## Recorded data
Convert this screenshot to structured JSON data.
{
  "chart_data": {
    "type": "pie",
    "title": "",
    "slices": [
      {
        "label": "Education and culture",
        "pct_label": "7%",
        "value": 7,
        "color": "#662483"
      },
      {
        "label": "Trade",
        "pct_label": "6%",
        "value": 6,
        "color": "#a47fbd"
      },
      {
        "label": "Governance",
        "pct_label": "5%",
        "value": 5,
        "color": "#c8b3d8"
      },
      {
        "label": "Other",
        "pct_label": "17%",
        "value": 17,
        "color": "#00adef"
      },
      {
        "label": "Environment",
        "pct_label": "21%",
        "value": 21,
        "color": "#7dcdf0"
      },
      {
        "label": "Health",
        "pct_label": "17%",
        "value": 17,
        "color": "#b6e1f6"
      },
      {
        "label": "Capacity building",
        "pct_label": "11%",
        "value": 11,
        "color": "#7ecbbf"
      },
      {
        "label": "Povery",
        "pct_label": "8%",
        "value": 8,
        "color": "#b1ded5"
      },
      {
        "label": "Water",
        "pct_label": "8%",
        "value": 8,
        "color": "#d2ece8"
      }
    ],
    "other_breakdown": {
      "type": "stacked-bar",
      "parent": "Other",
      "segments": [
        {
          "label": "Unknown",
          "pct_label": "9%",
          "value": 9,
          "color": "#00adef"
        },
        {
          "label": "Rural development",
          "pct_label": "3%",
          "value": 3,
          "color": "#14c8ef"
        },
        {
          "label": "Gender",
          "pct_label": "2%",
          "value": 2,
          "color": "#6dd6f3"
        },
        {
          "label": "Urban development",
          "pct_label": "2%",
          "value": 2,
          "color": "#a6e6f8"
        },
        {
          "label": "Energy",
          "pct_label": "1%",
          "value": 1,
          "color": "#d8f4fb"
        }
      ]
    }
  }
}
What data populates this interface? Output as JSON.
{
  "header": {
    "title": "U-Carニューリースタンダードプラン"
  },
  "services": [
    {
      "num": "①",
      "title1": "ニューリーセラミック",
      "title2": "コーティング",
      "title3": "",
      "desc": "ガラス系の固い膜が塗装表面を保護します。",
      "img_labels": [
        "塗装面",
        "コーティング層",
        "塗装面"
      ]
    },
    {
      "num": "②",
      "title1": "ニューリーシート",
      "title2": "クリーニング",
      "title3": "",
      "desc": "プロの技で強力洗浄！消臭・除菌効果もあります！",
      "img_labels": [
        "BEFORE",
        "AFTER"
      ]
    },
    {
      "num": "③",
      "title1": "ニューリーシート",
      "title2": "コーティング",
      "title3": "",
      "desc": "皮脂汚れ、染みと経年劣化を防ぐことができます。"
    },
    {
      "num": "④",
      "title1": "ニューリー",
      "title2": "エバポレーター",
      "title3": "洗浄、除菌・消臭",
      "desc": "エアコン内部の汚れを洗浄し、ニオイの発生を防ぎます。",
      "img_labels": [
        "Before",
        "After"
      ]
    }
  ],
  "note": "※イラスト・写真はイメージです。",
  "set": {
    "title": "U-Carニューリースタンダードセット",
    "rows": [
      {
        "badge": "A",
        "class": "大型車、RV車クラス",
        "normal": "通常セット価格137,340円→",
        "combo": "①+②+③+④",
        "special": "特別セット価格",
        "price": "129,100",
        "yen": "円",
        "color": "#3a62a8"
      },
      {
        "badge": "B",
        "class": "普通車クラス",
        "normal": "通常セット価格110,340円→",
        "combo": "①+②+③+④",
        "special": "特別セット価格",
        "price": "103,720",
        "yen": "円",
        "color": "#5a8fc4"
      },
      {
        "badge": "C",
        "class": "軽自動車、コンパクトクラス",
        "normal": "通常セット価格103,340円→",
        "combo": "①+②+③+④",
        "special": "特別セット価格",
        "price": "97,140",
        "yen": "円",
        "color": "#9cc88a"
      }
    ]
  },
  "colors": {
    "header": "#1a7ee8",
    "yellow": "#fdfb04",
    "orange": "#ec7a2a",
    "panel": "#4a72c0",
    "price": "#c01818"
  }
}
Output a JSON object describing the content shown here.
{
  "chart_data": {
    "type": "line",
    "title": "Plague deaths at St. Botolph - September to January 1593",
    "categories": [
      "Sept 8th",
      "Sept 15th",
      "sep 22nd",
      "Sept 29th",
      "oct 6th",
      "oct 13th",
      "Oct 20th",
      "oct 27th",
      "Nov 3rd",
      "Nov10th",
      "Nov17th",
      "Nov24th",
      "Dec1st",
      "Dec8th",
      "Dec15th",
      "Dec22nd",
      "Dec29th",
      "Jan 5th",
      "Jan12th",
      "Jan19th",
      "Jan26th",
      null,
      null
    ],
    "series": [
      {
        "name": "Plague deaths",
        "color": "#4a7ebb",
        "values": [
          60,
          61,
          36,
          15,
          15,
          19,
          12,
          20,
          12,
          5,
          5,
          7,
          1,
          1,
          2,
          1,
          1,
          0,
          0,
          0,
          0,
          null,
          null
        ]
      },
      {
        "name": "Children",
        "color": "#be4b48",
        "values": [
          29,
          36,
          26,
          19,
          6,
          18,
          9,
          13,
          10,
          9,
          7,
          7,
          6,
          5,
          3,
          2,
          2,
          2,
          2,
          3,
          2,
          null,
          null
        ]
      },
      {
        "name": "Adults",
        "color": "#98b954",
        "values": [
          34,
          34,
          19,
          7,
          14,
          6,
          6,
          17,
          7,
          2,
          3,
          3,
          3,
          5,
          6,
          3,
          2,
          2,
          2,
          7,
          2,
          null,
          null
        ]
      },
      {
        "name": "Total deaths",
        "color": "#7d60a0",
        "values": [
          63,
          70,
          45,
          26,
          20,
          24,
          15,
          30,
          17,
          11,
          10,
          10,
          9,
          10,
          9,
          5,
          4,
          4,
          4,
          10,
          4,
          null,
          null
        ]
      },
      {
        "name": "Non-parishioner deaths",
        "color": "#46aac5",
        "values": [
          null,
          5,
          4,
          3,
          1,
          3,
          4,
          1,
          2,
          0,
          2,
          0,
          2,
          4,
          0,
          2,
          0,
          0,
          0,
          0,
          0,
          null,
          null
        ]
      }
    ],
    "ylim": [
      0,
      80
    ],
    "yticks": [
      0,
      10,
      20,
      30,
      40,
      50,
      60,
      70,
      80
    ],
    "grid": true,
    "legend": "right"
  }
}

## Problem details
Every line of the data above should be copied exactly.

## Answer to this problem
Convert this screenshot to structured JSON data.
{
  "chart_data": {
    "type": "pie",
    "title": "",
    "slices": [
      {
        "label": "Education and culture",
        "pct_label": "7%",
        "value": 7,
        "color": "#662483"
      },
      {
        "label": "Trade",
        "pct_label": "6%",
        "value": 6,
        "color": "#a47fbd"
      },
      {
        "label": "Governance",
        "pct_label": "5%",
        "value": 5,
        "color": "#c8b3d8"
      },
      {
        "label": "Other",
        "pct_label": "17%",
        "value": 17,
        "color": "#00adef"
      },
      {
        "label": "Environment",
        "pct_label": "21%",
        "value": 21,
        "color": "#7dcdf0"
      },
      {
        "label": "Health",
        "pct_label": "17%",
        "value": 17,
        "color": "#b6e1f6"
      },
      {
        "label": "Capacity building",
        "pct_label": "11%",
        "value": 11,
        "color": "#7ecbbf"
      },
      {
        "label": "Povery",
        "pct_label": "8%",
        "value": 8,
        "color": "#b1ded5"
      },
      {
        "label": "Water",
        "pct_label": "8%",
        "value": 8,
        "color": "#d2ece8"
      }
    ],
    "other_breakdown": {
      "type": "stacked-bar",
      "parent": "Other",
      "segments": [
        {
          "label": "Unknown",
          "pct_label": "9%",
          "value": 9,
          "color": "#00adef"
        },
        {
          "label": "Rural development",
          "pct_label": "3%",
          "value": 3,
          "color": "#14c8ef"
        },
        {
          "label": "Gender",
          "pct_label": "2%",
          "value": 2,
          "color": "#6dd6f3"
        },
        {
          "label": "Urban development",
          "pct_label": "2%",
          "value": 2,
          "color": "#a6e6f8"
        },
        {
          "label": "Energy",
          "pct_label": "1%",
          "value": 1,
          "color": "#d8f4fb"
        }
      ]
    }
  }
}
What data populates this interface? Output as JSON.
{
  "header": {
    "title": "U-Carニューリースタンダードプラン"
  },
  "services": [
    {
      "num": "①",
      "title1": "ニューリーセラミック",
      "title2": "コーティング",
      "title3": "",
      "desc": "ガラス系の固い膜が塗装表面を保護します。",
      "img_labels": [
        "塗装面",
        "コーティング層",
        "塗装面"
      ]
    },
    {
      "num": "②",
      "title1": "ニューリーシート",
      "title2": "クリーニング",
      "title3": "",
      "desc": "プロの技で強力洗浄！消臭・除菌効果もあります！",
      "img_labels": [
        "BEFORE",
        "AFTER"
      ]
    },
    {
      "num": "③",
      "title1": "ニューリーシート",
      "title2": "コーティング",
      "title3": "",
      "desc": "皮脂汚れ、染みと経年劣化を防ぐことができます。"
    },
    {
      "num": "④",
      "title1": "ニューリー",
      "title2": "エバポレーター",
      "title3": "洗浄、除菌・消臭",
      "desc": "エアコン内部の汚れを洗浄し、ニオイの発生を防ぎます。",
      "img_labels": [
        "Before",
        "After"
      ]
    }
  ],
  "note": "※イラスト・写真はイメージです。",
  "set": {
    "title": "U-Carニューリースタンダードセット",
    "rows": [
      {
        "badge": "A",
        "class": "大型車、RV車クラス",
        "normal": "通常セット価格137,340円→",
        "combo": "①+②+③+④",
        "special": "特別セット価格",
        "price": "129,100",
        "yen": "円",
        "color": "#3a62a8"
      },
      {
        "badge": "B",
        "class": "普通車クラス",
        "normal": "通常セット価格110,340円→",
        "combo": "①+②+③+④",
        "special": "特別セット価格",
        "price": "103,720",
        "yen": "円",
        "color": "#5a8fc4"
      },
      {
        "badge": "C",
        "class": "軽自動車、コンパクトクラス",
        "normal": "通常セット価格103,340円→",
        "combo": "①+②+③+④",
        "special": "特別セット価格",
        "price": "97,140",
        "yen": "円",
        "color": "#9cc88a"
      }
    ]
  },
  "colors": {
    "header": "#1a7ee8",
    "yellow": "#fdfb04",
    "orange": "#ec7a2a",
    "panel": "#4a72c0",
    "price": "#c01818"
  }
}
Output a JSON object describing the content shown here.
{
  "chart_data": {
    "type": "line",
    "title": "Plague deaths at St. Botolph - September to January 1593",
    "categories": [
      "Sept 8th",
      "Sept 15th",
      "sep 22nd",
      "Sept 29th",
      "oct 6th",
      "oct 13th",
      "Oct 20th",
      "oct 27th",
      "Nov 3rd",
      "Nov10th",
      "Nov17th",
      "Nov24th",
      "Dec1st",
      "Dec8th",
      "Dec15th",
      "Dec22nd",
      "Dec29th",
      "Jan 5th",
      "Jan12th",
      "Jan19th",
      "Jan26th",
      null,
      null
    ],
    "series": [
      {
        "name": "Plague deaths",
        "color": "#4a7ebb",
        "values": [
          60,
          61,
          36,
          15,
          15,
          19,
          12,
          20,
          12,
          5,
          5,
          7,
          1,
          1,
          2,
          1,
          1,
          0,
          0,
          0,
          0,
          null,
          null
        ]
      },
      {
        "name": "Children",
        "color": "#be4b48",
        "values": [
          29,
          36,
          26,
          19,
          6,
          18,
          9,
          13,
          10,
          9,
          7,
          7,
          6,
          5,
          3,
          2,
          2,
          2,
          2,
          3,
          2,
          null,
          null
        ]
      },
      {
        "name": "Adults",
        "color": "#98b954",
        "values": [
          34,
          34,
          19,
          7,
          14,
          6,
          6,
          17,
          7,
          2,
          3,
          3,
          3,
          5,
          6,
          3,
          2,
          2,
          2,
          7,
          2,
          null,
          null
        ]
      },
      {
        "name": "Total deaths",
        "color": "#7d60a0",
        "values": [
          63,
          70,
          45,
          26,
          20,
          24,
          15,
          30,
          17,
          11,
          10,
          10,
          9,
          10,
          9,
          5,
          4,
          4,
          4,
          10,
          4,
          null,
          null
        ]
      },
      {
        "name": "Non-parishioner deaths",
        "color": "#46aac5",
        "values": [
          null,
          5,
          4,
          3,
          1,
          3,
          4,
          1,
          2,
          0,
          2,
          0,
          2,
          4,
          0,
          2,
          0,
          0,
          0,
          0,
          0,
          null,
          null
        ]
      }
    ],
    "ylim": [
      0,
      80
    ],
    "yticks": [
      0,
      10,
      20,
      30,
      40,
      50,
      60,
      70,
      80
    ],
    "grid": true,
    "legend": "right"
  }
}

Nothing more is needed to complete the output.